__What the task asks__. Pictures within the data are to be left out; everything else must be reproduced exactly.

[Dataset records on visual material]
'''
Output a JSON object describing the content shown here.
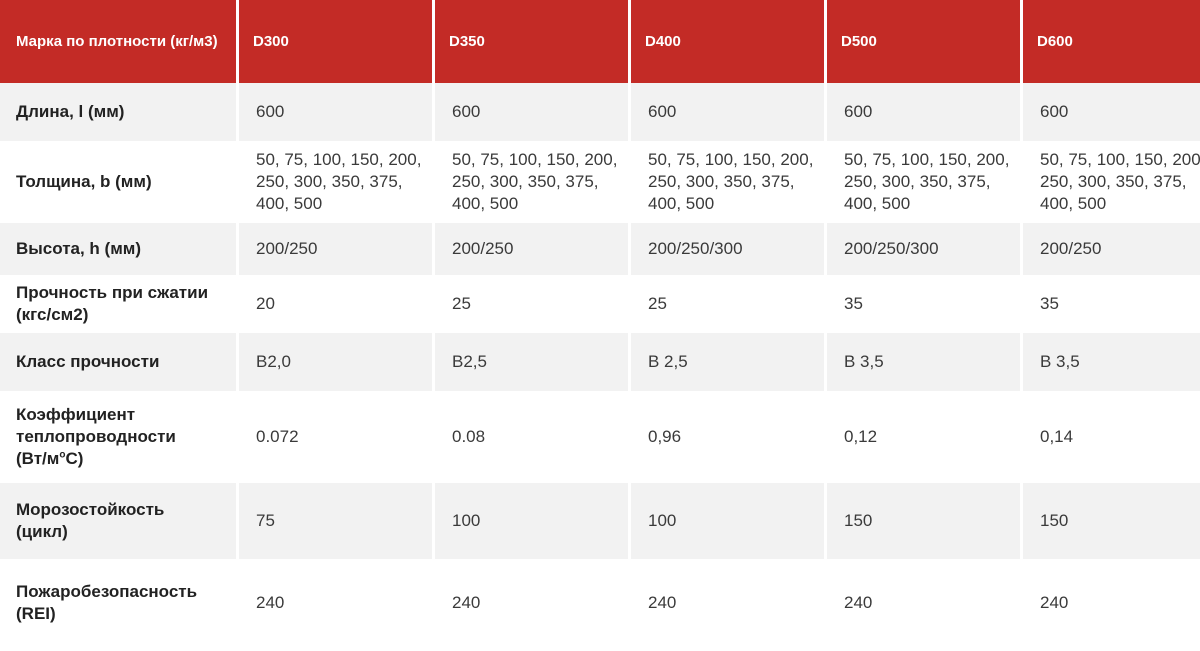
{
  "table": {
    "header": {
      "corner": "Марка по плотности (кг/м3)",
      "columns": [
        "D300",
        "D350",
        "D400",
        "D500",
        "D600"
      ]
    },
    "rows": [
      {
        "label": "Длина, l (мм)",
        "values": [
          "600",
          "600",
          "600",
          "600",
          "600"
        ]
      },
      {
        "label": "Толщина, b (мм)",
        "values": [
          "50, 75, 100, 150, 200, 250, 300, 350, 375, 400, 500",
          "50, 75, 100, 150, 200, 250, 300, 350, 375, 400, 500",
          "50, 75, 100, 150, 200, 250, 300, 350, 375, 400, 500",
          "50, 75, 100, 150, 200, 250, 300, 350, 375, 400, 500",
          "50, 75, 100, 150, 200, 250, 300, 350, 375, 400, 500"
        ]
      },
      {
        "label": "Высота, h (мм)",
        "values": [
          "200/250",
          "200/250",
          "200/250/300",
          "200/250/300",
          "200/250"
        ]
      },
      {
        "label": "Прочность при сжатии (кгс/см2)",
        "values": [
          "20",
          "25",
          "25",
          "35",
          "35"
        ]
      },
      {
        "label": "Класс прочности",
        "values": [
          "B2,0",
          "B2,5",
          "В 2,5",
          "В 3,5",
          "В 3,5"
        ]
      },
      {
        "label": "Коэффициент теплопроводности",
        "label_unit": "(Вт/м",
        "label_sup": "o",
        "label_tail": "С)",
        "values": [
          "0.072",
          "0.08",
          "0,96",
          "0,12",
          "0,14"
        ]
      },
      {
        "label": "Морозостойкость (цикл)",
        "values": [
          "75",
          "100",
          "100",
          "150",
          "150"
        ]
      },
      {
        "label": "Пожаробезопасность (REI)",
        "values": [
          "240",
          "240",
          "240",
          "240",
          "240"
        ]
      }
    ]
  }
}
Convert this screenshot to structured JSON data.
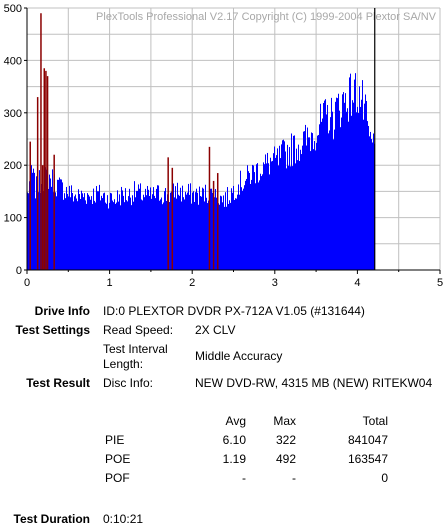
{
  "chart_data": {
    "type": "bar",
    "watermark": "PlexTools Professional V2.17 Copyright (C) 1999-2004 Plextor SA/NV",
    "ylim": [
      0,
      500
    ],
    "xlim": [
      0,
      5
    ],
    "y_ticks": [
      "0",
      "100",
      "200",
      "300",
      "400",
      "500"
    ],
    "x_ticks": [
      "0",
      "1",
      "2",
      "3",
      "4",
      "5"
    ],
    "grid": true,
    "end_marker_x": 4.21,
    "colors": {
      "pie": "#0000ff",
      "pof": "#8b0000",
      "marker": "#000000",
      "grid": "#c0c0c0"
    },
    "series": [
      {
        "id": "pie",
        "x_start": 0,
        "x_step": 0.05,
        "values": [
          150,
          200,
          160,
          175,
          180,
          185,
          180,
          170,
          165,
          160,
          155,
          150,
          145,
          148,
          150,
          148,
          150,
          152,
          148,
          145,
          142,
          140,
          145,
          150,
          148,
          150,
          155,
          152,
          150,
          148,
          146,
          150,
          152,
          150,
          148,
          150,
          160,
          155,
          150,
          152,
          150,
          150,
          148,
          152,
          150,
          150,
          145,
          143,
          140,
          150,
          160,
          170,
          175,
          180,
          190,
          195,
          200,
          205,
          210,
          215,
          215,
          220,
          230,
          235,
          240,
          245,
          250,
          255,
          260,
          270,
          280,
          290,
          300,
          310,
          300,
          320,
          330,
          340,
          345,
          350,
          355,
          335,
          300,
          250
        ]
      },
      {
        "id": "pof",
        "x": [
          0.03,
          0.12,
          0.16,
          0.18,
          0.2,
          0.22,
          0.24,
          0.32,
          1.7,
          1.75,
          2.2,
          2.25,
          2.3
        ],
        "values": [
          245,
          330,
          490,
          200,
          385,
          380,
          370,
          220,
          215,
          195,
          235,
          170,
          185
        ]
      }
    ]
  },
  "info": {
    "drive_info_label": "Drive Info",
    "drive_info_value": "ID:0 PLEXTOR DVDR PX-712A V1.05 (#131644)",
    "test_settings_label": "Test Settings",
    "read_speed_label": "Read Speed:",
    "read_speed_value": "2X CLV",
    "test_interval_label_1": "Test Interval",
    "test_interval_label_2": "Length:",
    "test_interval_value": "Middle Accuracy",
    "test_result_label": "Test Result",
    "disc_info_label": "Disc Info:",
    "disc_info_value": "NEW DVD-RW, 4315 MB (NEW) RITEKW04",
    "test_duration_label": "Test Duration",
    "test_duration_value": "0:10:21"
  },
  "results": {
    "headers": {
      "avg": "Avg",
      "max": "Max",
      "total": "Total"
    },
    "rows": [
      {
        "name": "PIE",
        "avg": "6.10",
        "max": "322",
        "total": "841047"
      },
      {
        "name": "POE",
        "avg": "1.19",
        "max": "492",
        "total": "163547"
      },
      {
        "name": "POF",
        "avg": "-",
        "max": "-",
        "total": "0"
      }
    ]
  }
}
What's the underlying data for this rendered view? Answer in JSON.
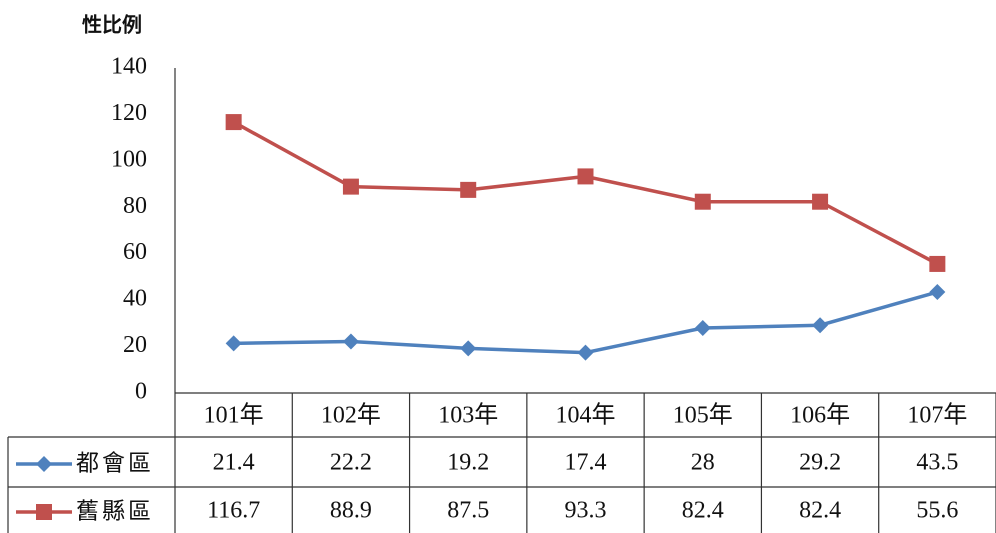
{
  "chart_data": {
    "type": "line",
    "title": "性比例",
    "categories": [
      "101年",
      "102年",
      "103年",
      "104年",
      "105年",
      "106年",
      "107年"
    ],
    "series": [
      {
        "name": "都會區",
        "color": "#4f81bd",
        "marker": "diamond",
        "values": [
          21.4,
          22.2,
          19.2,
          17.4,
          28,
          29.2,
          43.5
        ]
      },
      {
        "name": "舊縣區",
        "color": "#c0504d",
        "marker": "square",
        "values": [
          116.7,
          88.9,
          87.5,
          93.3,
          82.4,
          82.4,
          55.6
        ]
      }
    ],
    "ylim": [
      0,
      140
    ],
    "yticks": [
      0,
      20,
      40,
      60,
      80,
      100,
      120,
      140
    ],
    "grid": false
  }
}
'''
__Exercise output__.
Output a JSON object describing the content shown here.
{
  "table": {
    "header": {
      "corner": "Марка по плотности (кг/м3)",
      "columns": [
        "D300",
        "D350",
        "D400",
        "D500",
        "D600"
      ]
    },
    "rows": [
      {
        "label": "Длина, l (мм)",
        "values": [
          "600",
          "600",
          "600",
          "600",
          "600"
        ]
      },
      {
        "label": "Толщина, b (мм)",
        "values": [
          "50, 75, 100, 150, 200, 250, 300, 350, 375, 400, 500",
          "50, 75, 100, 150, 200, 250, 300, 350, 375, 400, 500",
          "50, 75, 100, 150, 200, 250, 300, 350, 375, 400, 500",
          "50, 75, 100, 150, 200, 250, 300, 350, 375, 400, 500",
          "50, 75, 100, 150, 200, 250, 300, 350, 375, 400, 500"
        ]
      },
      {
        "label": "Высота, h (мм)",
        "values": [
          "200/250",
          "200/250",
          "200/250/300",
          "200/250/300",
          "200/250"
        ]
      },
      {
        "label": "Прочность при сжатии (кгс/см2)",
        "values": [
          "20",
          "25",
          "25",
          "35",
          "35"
        ]
      },
      {
        "label": "Класс прочности",
        "values": [
          "B2,0",
          "B2,5",
          "В 2,5",
          "В 3,5",
          "В 3,5"
        ]
      },
      {
        "label": "Коэффициент теплопроводности",
        "label_unit": "(Вт/м",
        "label_sup": "o",
        "label_tail": "С)",
        "values": [
          "0.072",
          "0.08",
          "0,96",
          "0,12",
          "0,14"
        ]
      },
      {
        "label": "Морозостойкость (цикл)",
        "values": [
          "75",
          "100",
          "100",
          "150",
          "150"
        ]
      },
      {
        "label": "Пожаробезопасность (REI)",
        "values": [
          "240",
          "240",
          "240",
          "240",
          "240"
        ]
      }
    ]
  }
}
Convert this screenshot to structured JSON data.
{
  "chart_data": {
    "type": "bar",
    "watermark": "PlexTools Professional V2.17 Copyright (C) 1999-2004 Plextor SA/NV",
    "ylim": [
      0,
      500
    ],
    "xlim": [
      0,
      5
    ],
    "y_ticks": [
      "0",
      "100",
      "200",
      "300",
      "400",
      "500"
    ],
    "x_ticks": [
      "0",
      "1",
      "2",
      "3",
      "4",
      "5"
    ],
    "grid": true,
    "end_marker_x": 4.21,
    "colors": {
      "pie": "#0000ff",
      "pof": "#8b0000",
      "marker": "#000000",
      "grid": "#c0c0c0"
    },
    "series": [
      {
        "id": "pie",
        "x_start": 0,
        "x_step": 0.05,
        "values": [
          150,
          200,
          160,
          175,
          180,
          185,
          180,
          170,
          165,
          160,
          155,
          150,
          145,
          148,
          150,
          148,
          150,
          152,
          148,
          145,
          142,
          140,
          145,
          150,
          148,
          150,
          155,
          152,
          150,
          148,
          146,
          150,
          152,
          150,
          148,
          150,
          160,
          155,
          150,
          152,
          150,
          150,
          148,
          152,
          150,
          150,
          145,
          143,
          140,
          150,
          160,
          170,
          175,
          180,
          190,
          195,
          200,
          205,
          210,
          215,
          215,
          220,
          230,
          235,
          240,
          245,
          250,
          255,
          260,
          270,
          280,
          290,
          300,
          310,
          300,
          320,
          330,
          340,
          345,
          350,
          355,
          335,
          300,
          250
        ]
      },
      {
        "id": "pof",
        "x": [
          0.03,
          0.12,
          0.16,
          0.18,
          0.2,
          0.22,
          0.24,
          0.32,
          1.7,
          1.75,
          2.2,
          2.25,
          2.3
        ],
        "values": [
          245,
          330,
          490,
          200,
          385,
          380,
          370,
          220,
          215,
          195,
          235,
          170,
          185
        ]
      }
    ]
  },
  "info": {
    "drive_info_label": "Drive Info",
    "drive_info_value": "ID:0 PLEXTOR DVDR PX-712A V1.05 (#131644)",
    "test_settings_label": "Test Settings",
    "read_speed_label": "Read Speed:",
    "read_speed_value": "2X CLV",
    "test_interval_label_1": "Test Interval",
    "test_interval_label_2": "Length:",
    "test_interval_value": "Middle Accuracy",
    "test_result_label": "Test Result",
    "disc_info_label": "Disc Info:",
    "disc_info_value": "NEW DVD-RW, 4315 MB (NEW) RITEKW04",
    "test_duration_label": "Test Duration",
    "test_duration_value": "0:10:21"
  },
  "results": {
    "headers": {
      "avg": "Avg",
      "max": "Max",
      "total": "Total"
    },
    "rows": [
      {
        "name": "PIE",
        "avg": "6.10",
        "max": "322",
        "total": "841047"
      },
      {
        "name": "POE",
        "avg": "1.19",
        "max": "492",
        "total": "163547"
      },
      {
        "name": "POF",
        "avg": "-",
        "max": "-",
        "total": "0"
      }
    ]
  }
}
What's the underlying data for this rendered view? Answer in JSON.
{
  "chart_data": {
    "type": "line",
    "title": "性比例",
    "categories": [
      "101年",
      "102年",
      "103年",
      "104年",
      "105年",
      "106年",
      "107年"
    ],
    "series": [
      {
        "name": "都會區",
        "color": "#4f81bd",
        "marker": "diamond",
        "values": [
          21.4,
          22.2,
          19.2,
          17.4,
          28,
          29.2,
          43.5
        ]
      },
      {
        "name": "舊縣區",
        "color": "#c0504d",
        "marker": "square",
        "values": [
          116.7,
          88.9,
          87.5,
          93.3,
          82.4,
          82.4,
          55.6
        ]
      }
    ],
    "ylim": [
      0,
      140
    ],
    "yticks": [
      0,
      20,
      40,
      60,
      80,
      100,
      120,
      140
    ],
    "grid": false
  }
}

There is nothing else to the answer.